* _Instruction_: All lines featuring the string "نقطه" are to be listed.

* _Records for this task_:
/---
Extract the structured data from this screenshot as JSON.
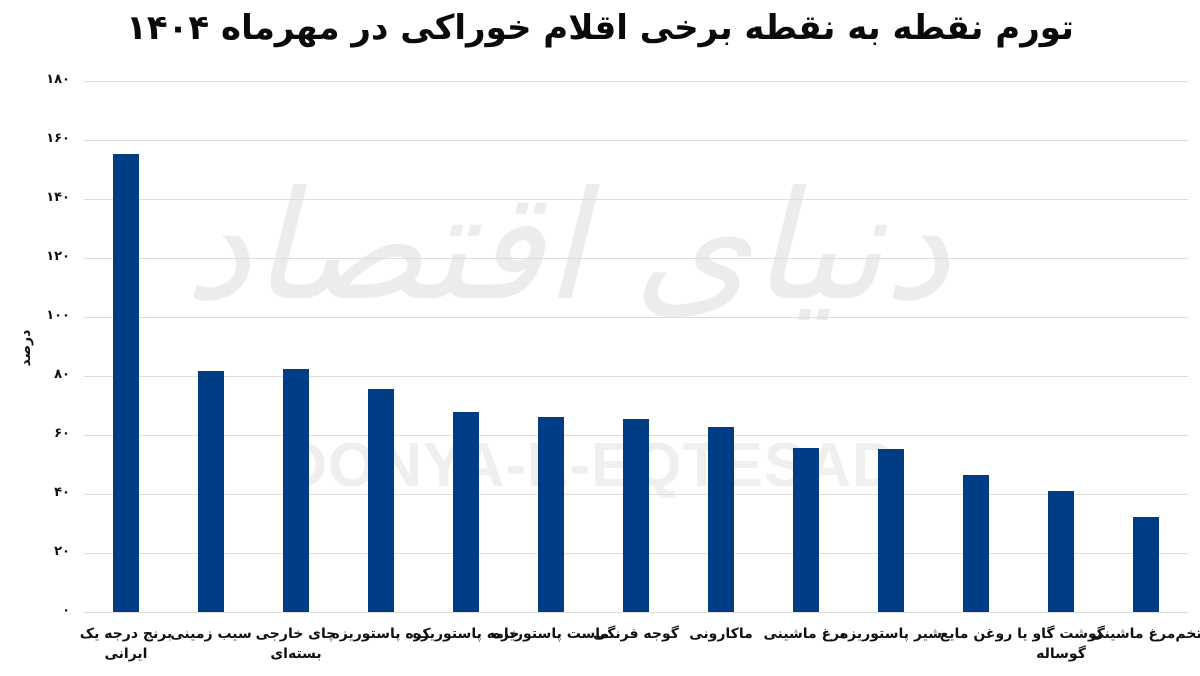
{
  "header": {
    "title": "تورم نقطه به نقطه برخی اقلام خوراکی در مهرماه ۱۴۰۴"
  },
  "watermark": {
    "persian": "دنیای اقتصاد",
    "latin": "DONYA-E-EQTESAD"
  },
  "axis": {
    "ylabel": "درصد",
    "yticks": [
      "۰",
      "۲۰",
      "۴۰",
      "۶۰",
      "۸۰",
      "۱۰۰",
      "۱۲۰",
      "۱۴۰",
      "۱۶۰",
      "۱۸۰"
    ]
  },
  "colors": {
    "bar": "#003d84",
    "grid": "#dedede",
    "watermark": "#ececec"
  },
  "chart_data": {
    "type": "bar",
    "title": "تورم نقطه به نقطه برخی اقلام خوراکی در مهرماه ۱۴۰۴",
    "xlabel": "",
    "ylabel": "درصد",
    "ylim": [
      0,
      180
    ],
    "yticks": [
      0,
      20,
      40,
      60,
      80,
      100,
      120,
      140,
      160,
      180
    ],
    "grid": true,
    "legend": null,
    "categories": [
      "برنج درجه یک ایرانی",
      "سیب زمینی",
      "چای خارجی بسته‌ای",
      "کره پاستوریزه",
      "خامه پاستوریزه",
      "ماست پاستوریزه",
      "گوجه فرنگی",
      "ماکارونی",
      "مرغ ماشینی",
      "شیر پاستوریزه",
      "روغن مایع",
      "گوشت گاو یا گوساله",
      "تخم‌مرغ ماشینی"
    ],
    "values": [
      155.4,
      81.7,
      82.5,
      75.6,
      67.8,
      66.2,
      65.4,
      62.6,
      55.6,
      55.2,
      46.6,
      41.1,
      32.3
    ]
  }
}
\---
* _Output_:
    "title": "تورم نقطه به نقطه برخی اقلام خوراکی در مهرماه ۱۴۰۴"
    "title": "تورم نقطه به نقطه برخی اقلام خوراکی در مهرماه ۱۴۰۴",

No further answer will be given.